Output every line of the material exactly, omitting images.
******
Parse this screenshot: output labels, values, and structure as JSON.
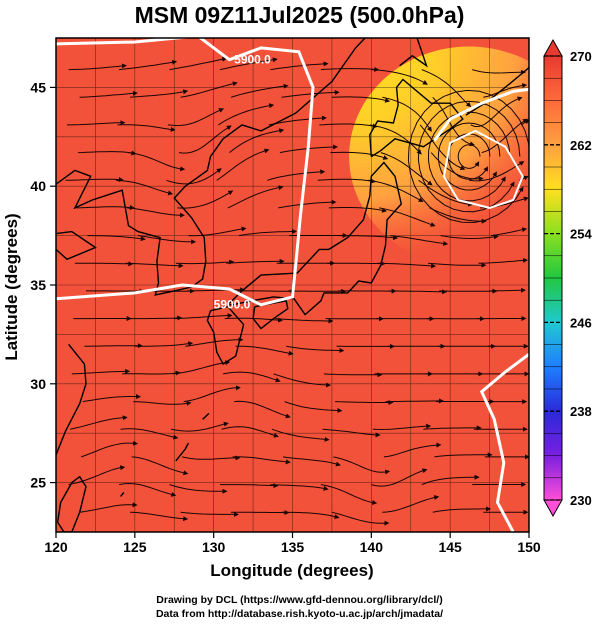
{
  "title": "MSM 09Z11Jul2025 (500.0hPa)",
  "axes": {
    "xlabel": "Longitude (degrees)",
    "ylabel": "Latitude  (degrees)",
    "xlim": [
      120,
      150
    ],
    "ylim": [
      22.5,
      47.5
    ],
    "xticks": [
      "120",
      "125",
      "130",
      "135",
      "140",
      "145",
      "150"
    ],
    "yticks": [
      "25",
      "30",
      "35",
      "40",
      "45"
    ]
  },
  "colorbar": {
    "min": 230,
    "max": 270,
    "labels": [
      "270",
      "262",
      "254",
      "246",
      "238",
      "230"
    ],
    "colors": [
      "#ff4fd8",
      "#7a1fe0",
      "#2a2ad8",
      "#1f7fff",
      "#20c8d0",
      "#20c840",
      "#8be020",
      "#ffe020",
      "#ffa040",
      "#ff6a3c",
      "#e83a30"
    ]
  },
  "contours": {
    "label": "5900.0",
    "color": "#ffffff"
  },
  "low_center": {
    "lon": 146.2,
    "lat": 41.5
  },
  "credits": {
    "line1": "Drawing by DCL (https://www.gfd-dennou.org/library/dcl/)",
    "line2": "Data from http://database.rish.kyoto-u.ac.jp/arch/jmadata/"
  }
}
******
- **TASK SOLUTION**
Parse this screenshot: output labels, values, and structure as JSON.
{
  "title": "MSM 09Z11Jul2025 (500.0hPa)",
  "axes": {
    "xlabel": "Longitude (degrees)",
    "ylabel": "Latitude  (degrees)",
    "xlim": [
      120,
      150
    ],
    "ylim": [
      22.5,
      47.5
    ],
    "xticks": [
      "120",
      "125",
      "130",
      "135",
      "140",
      "145",
      "150"
    ],
    "yticks": [
      "25",
      "30",
      "35",
      "40",
      "45"
    ]
  },
  "colorbar": {
    "min": 230,
    "max": 270,
    "labels": [
      "270",
      "262",
      "254",
      "246",
      "238",
      "230"
    ],
    "colors": [
      "#ff4fd8",
      "#7a1fe0",
      "#2a2ad8",
      "#1f7fff",
      "#20c8d0",
      "#20c840",
      "#8be020",
      "#ffe020",
      "#ffa040",
      "#ff6a3c",
      "#e83a30"
    ]
  },
  "contours": {
    "label": "5900.0",
    "color": "#ffffff"
  },
  "low_center": {
    "lon": 146.2,
    "lat": 41.5
  },
  "credits": {
    "line1": "Drawing by DCL (https://www.gfd-dennou.org/library/dcl/)",
    "line2": "Data from http://database.rish.kyoto-u.ac.jp/arch/jmadata/"
  }
}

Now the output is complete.